• Data rows
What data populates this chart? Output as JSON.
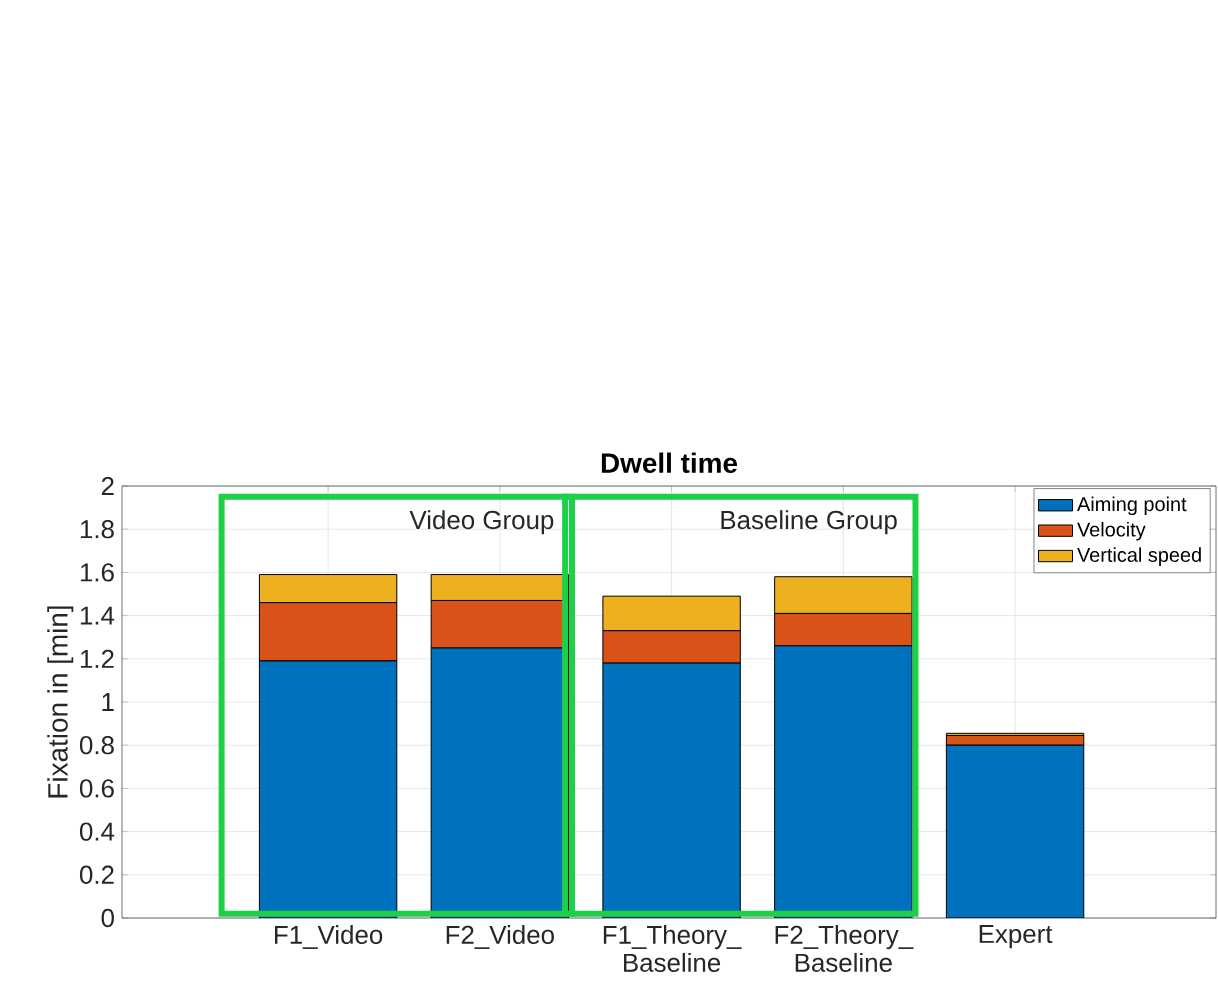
{
  "chart_data": {
    "type": "bar",
    "stacked": true,
    "title": "Dwell time",
    "ylabel": "Fixation in [min]",
    "categories": [
      "F1_Video",
      "F2_Video",
      "F1_Theory_ Baseline",
      "F2_Theory_ Baseline",
      "Expert"
    ],
    "series": [
      {
        "name": "Aiming point",
        "color": "#0072bd",
        "values": [
          1.19,
          1.25,
          1.18,
          1.26,
          0.8
        ]
      },
      {
        "name": "Velocity",
        "color": "#d95319",
        "values": [
          0.27,
          0.22,
          0.15,
          0.15,
          0.045
        ]
      },
      {
        "name": "Vertical speed",
        "color": "#edb120",
        "values": [
          0.13,
          0.12,
          0.16,
          0.17,
          0.01
        ]
      }
    ],
    "ylim": [
      0,
      2
    ],
    "yticks": [
      0,
      0.2,
      0.4,
      0.6,
      0.8,
      1,
      1.2,
      1.4,
      1.6,
      1.8,
      2
    ],
    "grid": true,
    "legend": "top right",
    "annotations": [
      "Video Group",
      "Baseline Group"
    ]
  }
}
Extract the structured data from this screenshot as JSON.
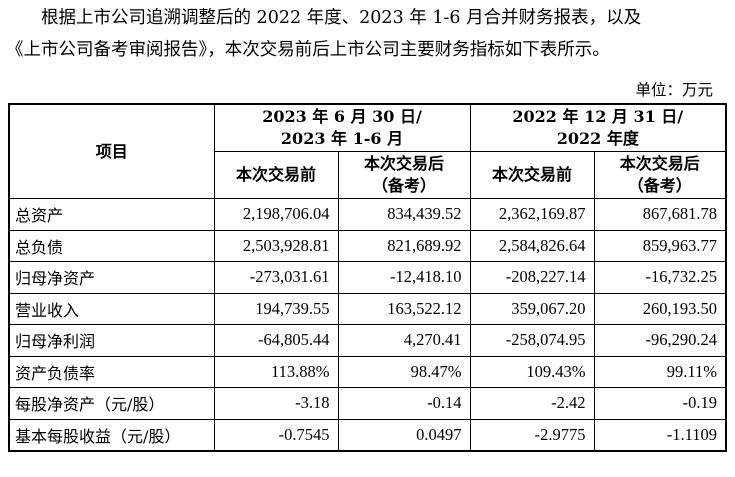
{
  "paragraph": {
    "line1": "根据上市公司追溯调整后的 2022 年度、2023 年 1-6 月合并财务报表，以及",
    "line2": "《上市公司备考审阅报告》，本次交易前后上市公司主要财务指标如下表所示。"
  },
  "unit": "单位：万元",
  "table": {
    "item_header": "项目",
    "period1_line1": "2023 年 6 月 30 日/",
    "period1_line2": "2023 年 1-6 月",
    "period2_line1": "2022 年 12 月 31 日/",
    "period2_line2": "2022 年度",
    "sub": {
      "before": "本次交易前",
      "after_line1": "本次交易后",
      "after_line2": "（备考）"
    },
    "rows": [
      {
        "label": "总资产",
        "p1_before": "2,198,706.04",
        "p1_after": "834,439.52",
        "p2_before": "2,362,169.87",
        "p2_after": "867,681.78"
      },
      {
        "label": "总负债",
        "p1_before": "2,503,928.81",
        "p1_after": "821,689.92",
        "p2_before": "2,584,826.64",
        "p2_after": "859,963.77"
      },
      {
        "label": "归母净资产",
        "p1_before": "-273,031.61",
        "p1_after": "-12,418.10",
        "p2_before": "-208,227.14",
        "p2_after": "-16,732.25"
      },
      {
        "label": "营业收入",
        "p1_before": "194,739.55",
        "p1_after": "163,522.12",
        "p2_before": "359,067.20",
        "p2_after": "260,193.50"
      },
      {
        "label": "归母净利润",
        "p1_before": "-64,805.44",
        "p1_after": "4,270.41",
        "p2_before": "-258,074.95",
        "p2_after": "-96,290.24"
      },
      {
        "label": "资产负债率",
        "p1_before": "113.88%",
        "p1_after": "98.47%",
        "p2_before": "109.43%",
        "p2_after": "99.11%"
      },
      {
        "label": "每股净资产（元/股）",
        "p1_before": "-3.18",
        "p1_after": "-0.14",
        "p2_before": "-2.42",
        "p2_after": "-0.19"
      },
      {
        "label": "基本每股收益（元/股）",
        "p1_before": "-0.7545",
        "p1_after": "0.0497",
        "p2_before": "-2.9775",
        "p2_after": "-1.1109"
      }
    ]
  }
}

• Given task
Copy each line above that contains the string "color".

• Written solution
        "color": "#0072bd",
        "color": "#d95319",
        "color": "#edb120",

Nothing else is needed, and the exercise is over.